AIM: Can you copy out the data exactly? Leave the images out.

····················

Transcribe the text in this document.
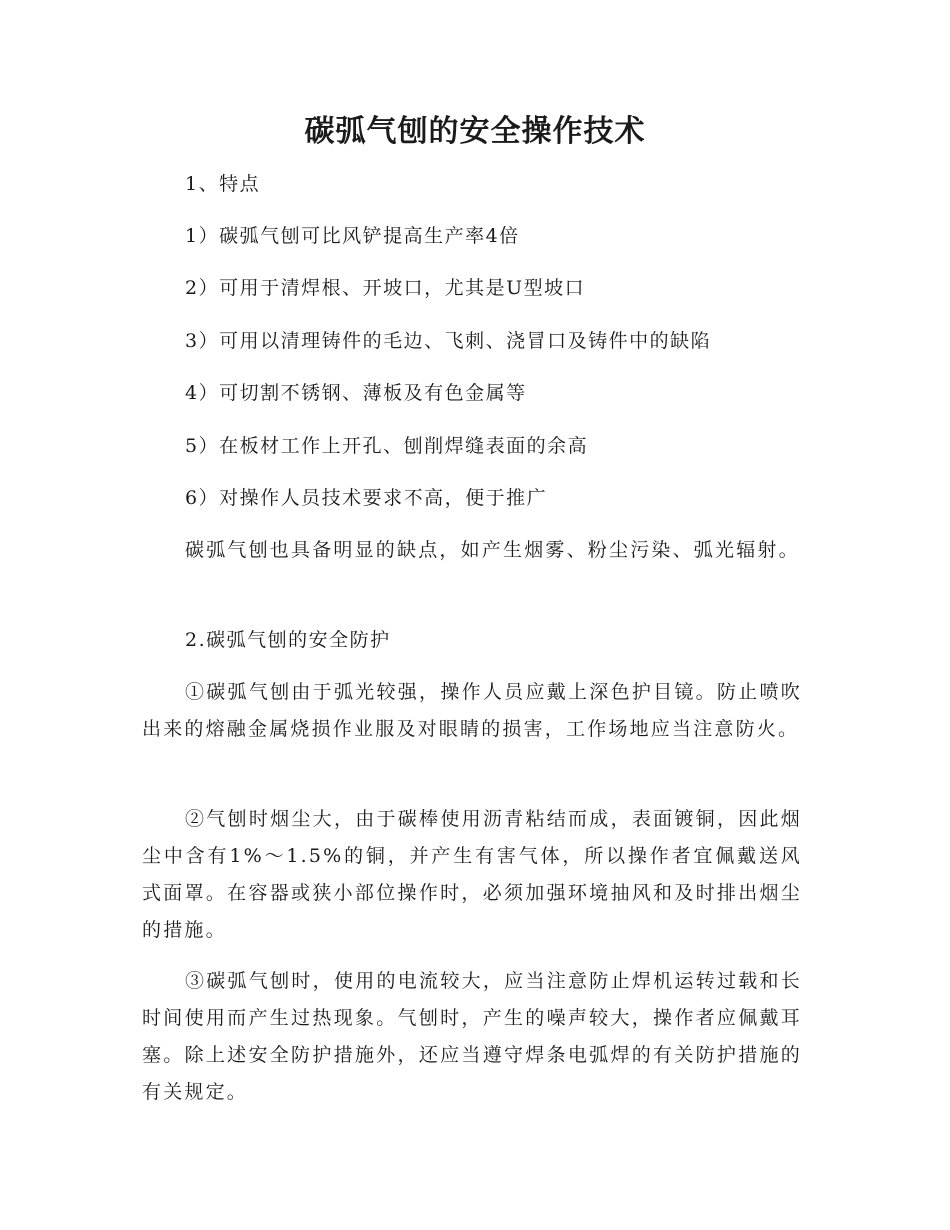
碳弧气刨的安全操作技术

1、特点

1）碳弧气刨可比风铲提高生产率4倍

2）可用于清焊根、开坡口，尤其是U型坡口

3）可用以清理铸件的毛边、飞刺、浇冒口及铸件中的缺陷

4）可切割不锈钢、薄板及有色金属等

5）在板材工作上开孔、刨削焊缝表面的余高

6）对操作人员技术要求不高，便于推广

碳弧气刨也具备明显的缺点，如产生烟雾、粉尘污染、弧光辐射。

2.碳弧气刨的安全防护

①碳弧气刨由于弧光较强，操作人员应戴上深色护目镜。防止喷吹出来的熔融金属烧损作业服及对眼睛的损害，工作场地应当注意防火。

②气刨时烟尘大，由于碳棒使用沥青粘结而成，表面镀铜，因此烟尘中含有1%～1.5%的铜，并产生有害气体，所以操作者宜佩戴送风式面罩。在容器或狭小部位操作时，必须加强环境抽风和及时排出烟尘的措施。

③碳弧气刨时，使用的电流较大，应当注意防止焊机运转过载和长时间使用而产生过热现象。气刨时，产生的噪声较大，操作者应佩戴耳塞。除上述安全防护措施外，还应当遵守焊条电弧焊的有关防护措施的有关规定。
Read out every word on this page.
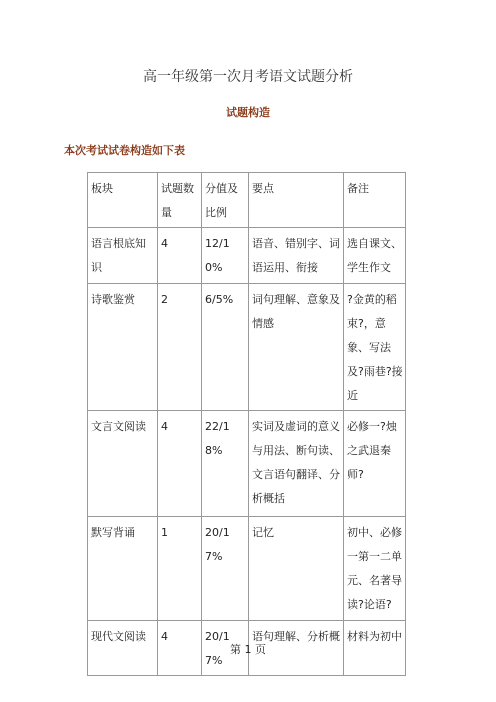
高一年级第一次月考语文试题分析
试题构造
本次考试试卷构造如下表
板块	试题数量	分值及比例	要点	备注
语言根底知识	4	12/10%	语音、错别字、词语运用、衔接	选自课文、学生作文
诗歌鉴赏	2	6/5%	词句理解、意象及情感	?金黄的稻束?，意象、写法及?雨巷?接近
文言文阅读	4	22/18%	实词及虚词的意义与用法、断句读、文言语句翻译、分析概括	必修一?烛之武退秦师?
默写背诵	1	20/17%	记忆	初中、必修一第一二单元、名著导读?论语?
现代文阅读	4	20/17%	语句理解、分析概	材料为初中
第 1 页
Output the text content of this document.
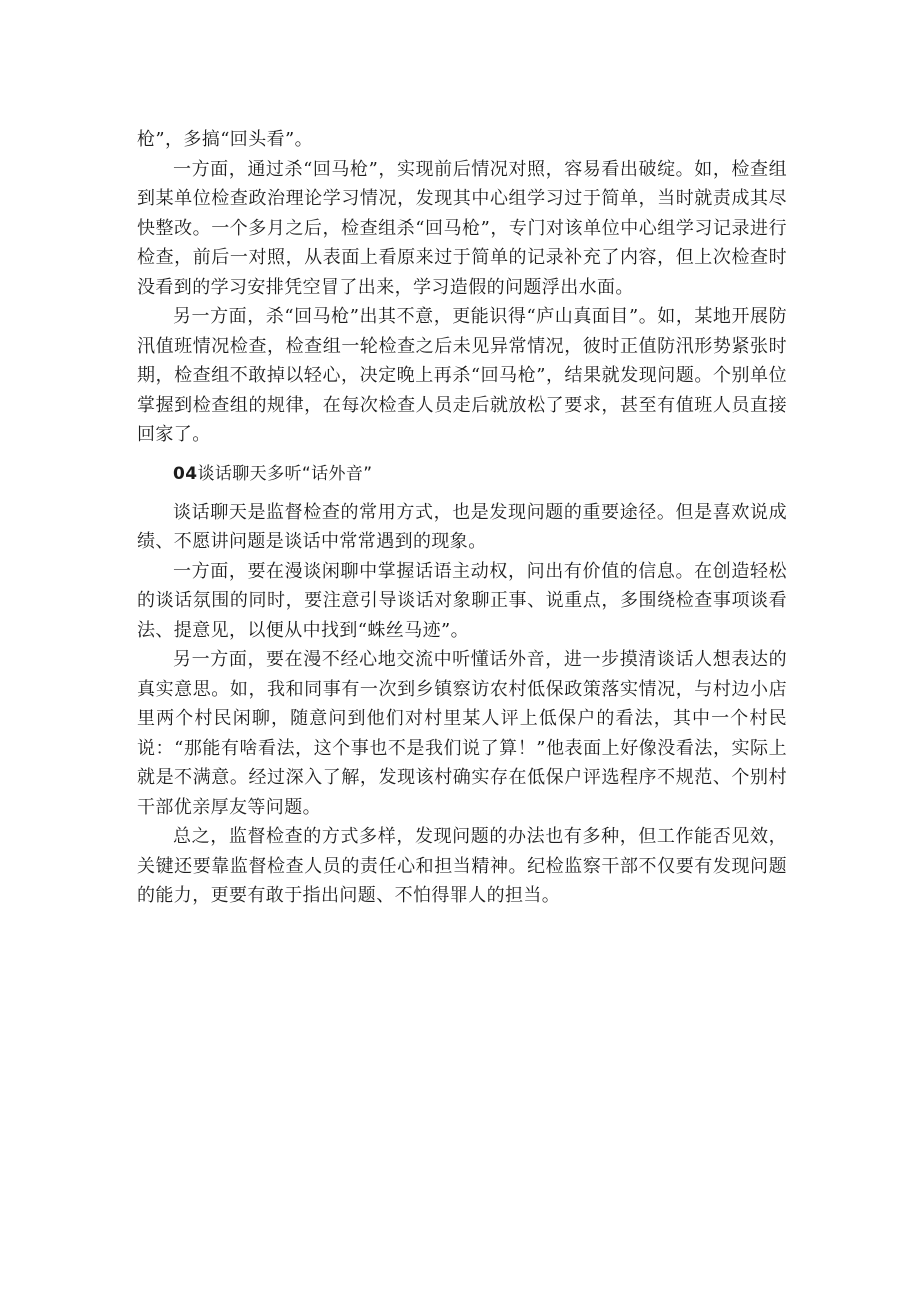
枪”，多搞“回头看”。

一方面，通过杀“回马枪”，实现前后情况对照，容易看出破绽。如，检查组到某单位检查政治理论学习情况，发现其中心组学习过于简单，当时就责成其尽快整改。一个多月之后，检查组杀“回马枪”，专门对该单位中心组学习记录进行检查，前后一对照，从表面上看原来过于简单的记录补充了内容，但上次检查时没看到的学习安排凭空冒了出来，学习造假的问题浮出水面。

另一方面，杀“回马枪”出其不意，更能识得“庐山真面目”。如，某地开展防汛值班情况检查，检查组一轮检查之后未见异常情况，彼时正值防汛形势紧张时期，检查组不敢掉以轻心，决定晚上再杀“回马枪”，结果就发现问题。个别单位掌握到检查组的规律，在每次检查人员走后就放松了要求，甚至有值班人员直接回家了。

04谈话聊天多听“话外音”

谈话聊天是监督检查的常用方式，也是发现问题的重要途径。但是喜欢说成绩、不愿讲问题是谈话中常常遇到的现象。

一方面，要在漫谈闲聊中掌握话语主动权，问出有价值的信息。在创造轻松的谈话氛围的同时，要注意引导谈话对象聊正事、说重点，多围绕检查事项谈看法、提意见，以便从中找到“蛛丝马迹”。

另一方面，要在漫不经心地交流中听懂话外音，进一步摸清谈话人想表达的真实意思。如，我和同事有一次到乡镇察访农村低保政策落实情况，与村边小店里两个村民闲聊，随意问到他们对村里某人评上低保户的看法，其中一个村民说：“那能有啥看法，这个事也不是我们说了算！”他表面上好像没看法，实际上就是不满意。经过深入了解，发现该村确实存在低保户评选程序不规范、个别村干部优亲厚友等问题。

总之，监督检查的方式多样，发现问题的办法也有多种，但工作能否见效，关键还要靠监督检查人员的责任心和担当精神。纪检监察干部不仅要有发现问题的能力，更要有敢于指出问题、不怕得罪人的担当。
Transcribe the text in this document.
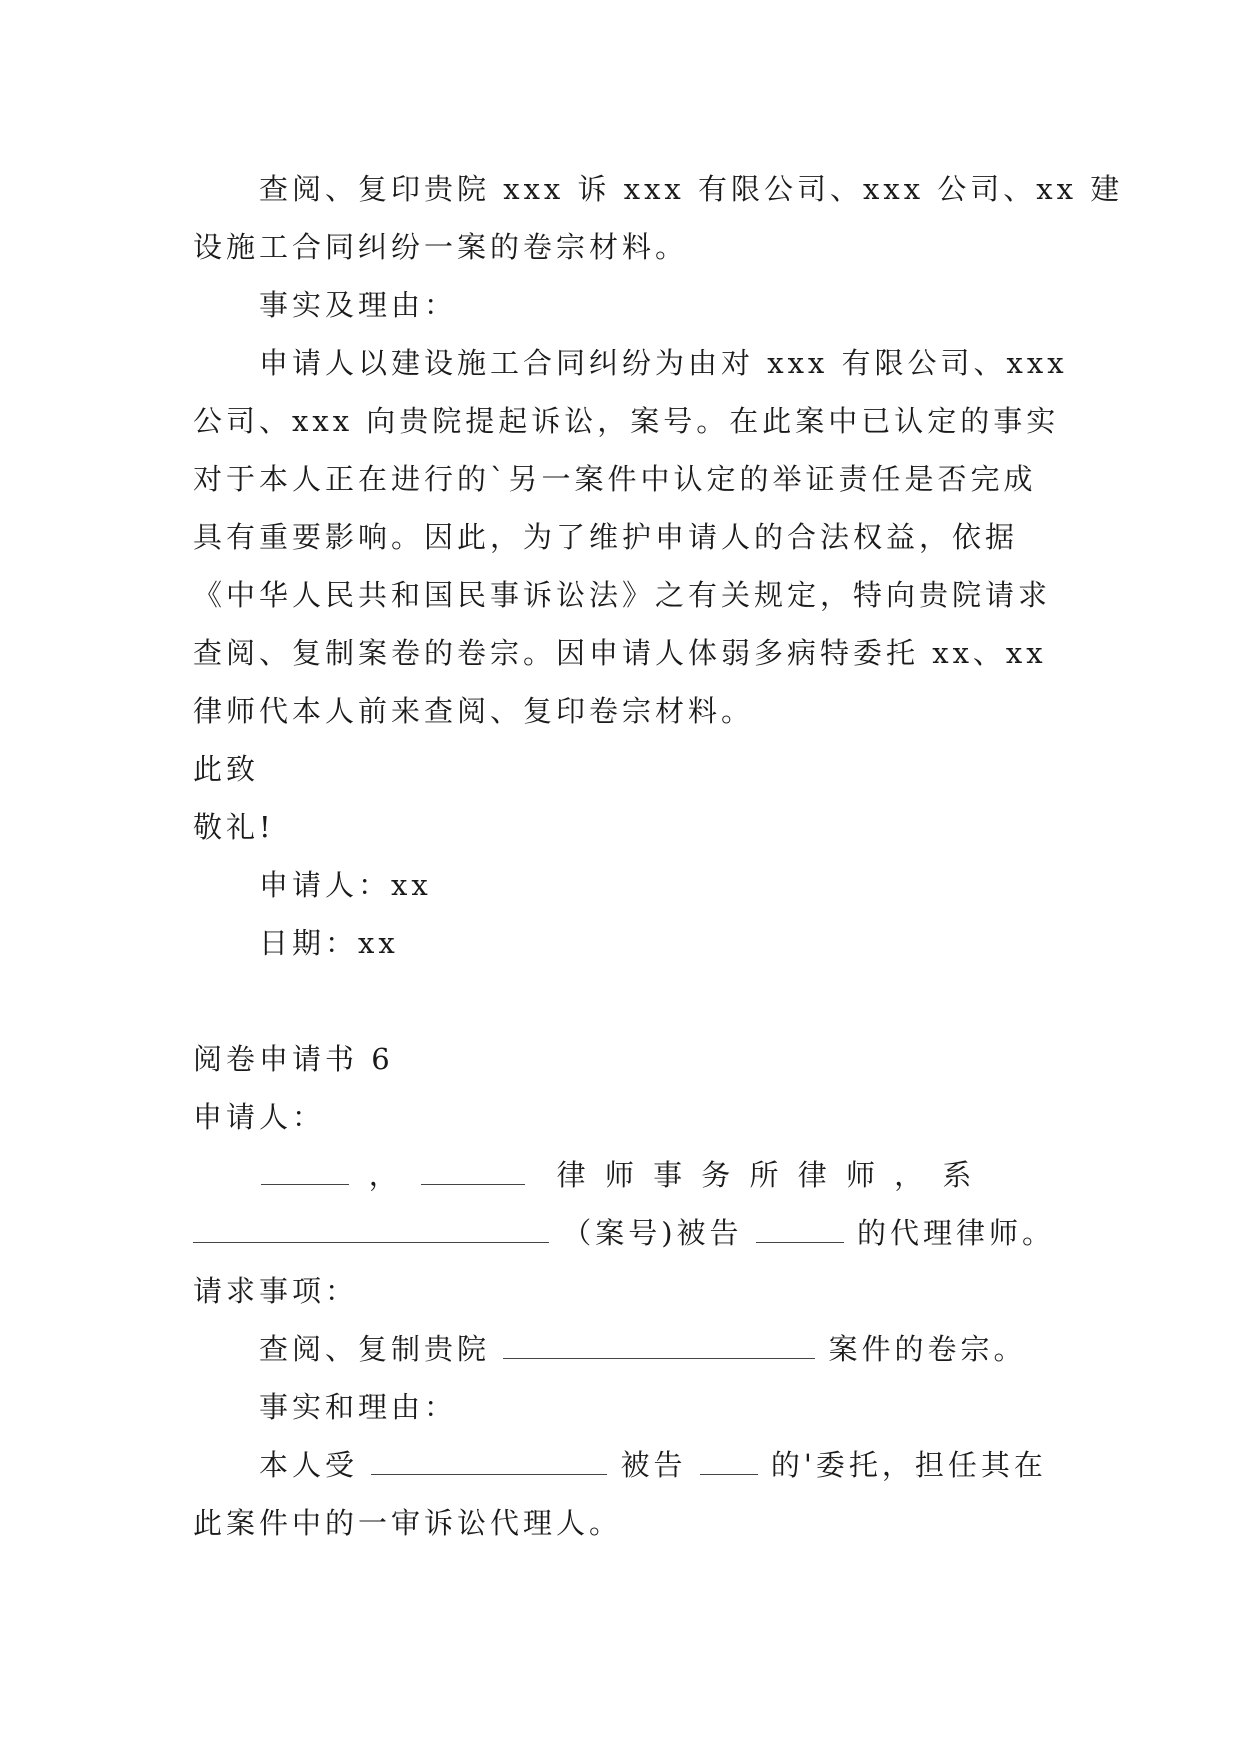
查阅、复印贵院 xxx 诉 xxx 有限公司、xxx 公司、xx 建
设施工合同纠纷一案的卷宗材料。
事实及理由：
申请人以建设施工合同纠纷为由对 xxx 有限公司、xxx
公司、xxx 向贵院提起诉讼，案号。在此案中已认定的事实
对于本人正在进行的`另一案件中认定的举证责任是否完成
具有重要影响。因此，为了维护申请人的合法权益，依据
《中华人民共和国民事诉讼法》之有关规定，特向贵院请求
查阅、复制案卷的卷宗。因申请人体弱多病特委托 xx、xx
律师代本人前来查阅、复印卷宗材料。
此致
敬礼!
申请人：xx
日期：xx
阅卷申请书 6
申请人：
，	律 师 事 务 所 律 师 ， 系
（案号)被告	的代理律师。
请求事项：
查阅、复制贵院	案件的卷宗。
事实和理由：
本人受	被告	的'委托，担任其在
此案件中的一审诉讼代理人。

····················

OUTPUT OF THE TASK:
Transcribe the text in this document.
碳弧气刨的安全操作技术

1、特点

1）碳弧气刨可比风铲提高生产率4倍

2）可用于清焊根、开坡口，尤其是U型坡口

3）可用以清理铸件的毛边、飞刺、浇冒口及铸件中的缺陷

4）可切割不锈钢、薄板及有色金属等

5）在板材工作上开孔、刨削焊缝表面的余高

6）对操作人员技术要求不高，便于推广

碳弧气刨也具备明显的缺点，如产生烟雾、粉尘污染、弧光辐射。

2.碳弧气刨的安全防护

①碳弧气刨由于弧光较强，操作人员应戴上深色护目镜。防止喷吹出来的熔融金属烧损作业服及对眼睛的损害，工作场地应当注意防火。

②气刨时烟尘大，由于碳棒使用沥青粘结而成，表面镀铜，因此烟尘中含有1%～1.5%的铜，并产生有害气体，所以操作者宜佩戴送风式面罩。在容器或狭小部位操作时，必须加强环境抽风和及时排出烟尘的措施。

③碳弧气刨时，使用的电流较大，应当注意防止焊机运转过载和长时间使用而产生过热现象。气刨时，产生的噪声较大，操作者应佩戴耳塞。除上述安全防护措施外，还应当遵守焊条电弧焊的有关防护措施的有关规定。
Read out every word on this page.
高一年级第一次月考语文试题分析
试题构造
本次考试试卷构造如下表
板块	试题数量	分值及比例	要点	备注
语言根底知识	4	12/10%	语音、错别字、词语运用、衔接	选自课文、学生作文
诗歌鉴赏	2	6/5%	词句理解、意象及情感	?金黄的稻束?，意象、写法及?雨巷?接近
文言文阅读	4	22/18%	实词及虚词的意义与用法、断句读、文言语句翻译、分析概括	必修一?烛之武退秦师?
默写背诵	1	20/17%	记忆	初中、必修一第一二单元、名著导读?论语?
现代文阅读	4	20/17%	语句理解、分析概	材料为初中
第 1 页
Output the text content of this document.
枪”，多搞“回头看”。

一方面，通过杀“回马枪”，实现前后情况对照，容易看出破绽。如，检查组到某单位检查政治理论学习情况，发现其中心组学习过于简单，当时就责成其尽快整改。一个多月之后，检查组杀“回马枪”，专门对该单位中心组学习记录进行检查，前后一对照，从表面上看原来过于简单的记录补充了内容，但上次检查时没看到的学习安排凭空冒了出来，学习造假的问题浮出水面。

另一方面，杀“回马枪”出其不意，更能识得“庐山真面目”。如，某地开展防汛值班情况检查，检查组一轮检查之后未见异常情况，彼时正值防汛形势紧张时期，检查组不敢掉以轻心，决定晚上再杀“回马枪”，结果就发现问题。个别单位掌握到检查组的规律，在每次检查人员走后就放松了要求，甚至有值班人员直接回家了。

04谈话聊天多听“话外音”

谈话聊天是监督检查的常用方式，也是发现问题的重要途径。但是喜欢说成绩、不愿讲问题是谈话中常常遇到的现象。

一方面，要在漫谈闲聊中掌握话语主动权，问出有价值的信息。在创造轻松的谈话氛围的同时，要注意引导谈话对象聊正事、说重点，多围绕检查事项谈看法、提意见，以便从中找到“蛛丝马迹”。

另一方面，要在漫不经心地交流中听懂话外音，进一步摸清谈话人想表达的真实意思。如，我和同事有一次到乡镇察访农村低保政策落实情况，与村边小店里两个村民闲聊，随意问到他们对村里某人评上低保户的看法，其中一个村民说：“那能有啥看法，这个事也不是我们说了算！”他表面上好像没看法，实际上就是不满意。经过深入了解，发现该村确实存在低保户评选程序不规范、个别村干部优亲厚友等问题。

总之，监督检查的方式多样，发现问题的办法也有多种，但工作能否见效，关键还要靠监督检查人员的责任心和担当精神。纪检监察干部不仅要有发现问题的能力，更要有敢于指出问题、不怕得罪人的担当。
Transcribe the text in this document.
查阅、复印贵院 xxx 诉 xxx 有限公司、xxx 公司、xx 建
设施工合同纠纷一案的卷宗材料。
事实及理由：
申请人以建设施工合同纠纷为由对 xxx 有限公司、xxx
公司、xxx 向贵院提起诉讼，案号。在此案中已认定的事实
对于本人正在进行的`另一案件中认定的举证责任是否完成
具有重要影响。因此，为了维护申请人的合法权益，依据
《中华人民共和国民事诉讼法》之有关规定，特向贵院请求
查阅、复制案卷的卷宗。因申请人体弱多病特委托 xx、xx
律师代本人前来查阅、复印卷宗材料。
此致
敬礼!
申请人：xx
日期：xx
阅卷申请书 6
申请人：
，	律 师 事 务 所 律 师 ， 系
（案号)被告	的代理律师。
请求事项：
查阅、复制贵院	案件的卷宗。
事实和理由：
本人受	被告	的'委托，担任其在
此案件中的一审诉讼代理人。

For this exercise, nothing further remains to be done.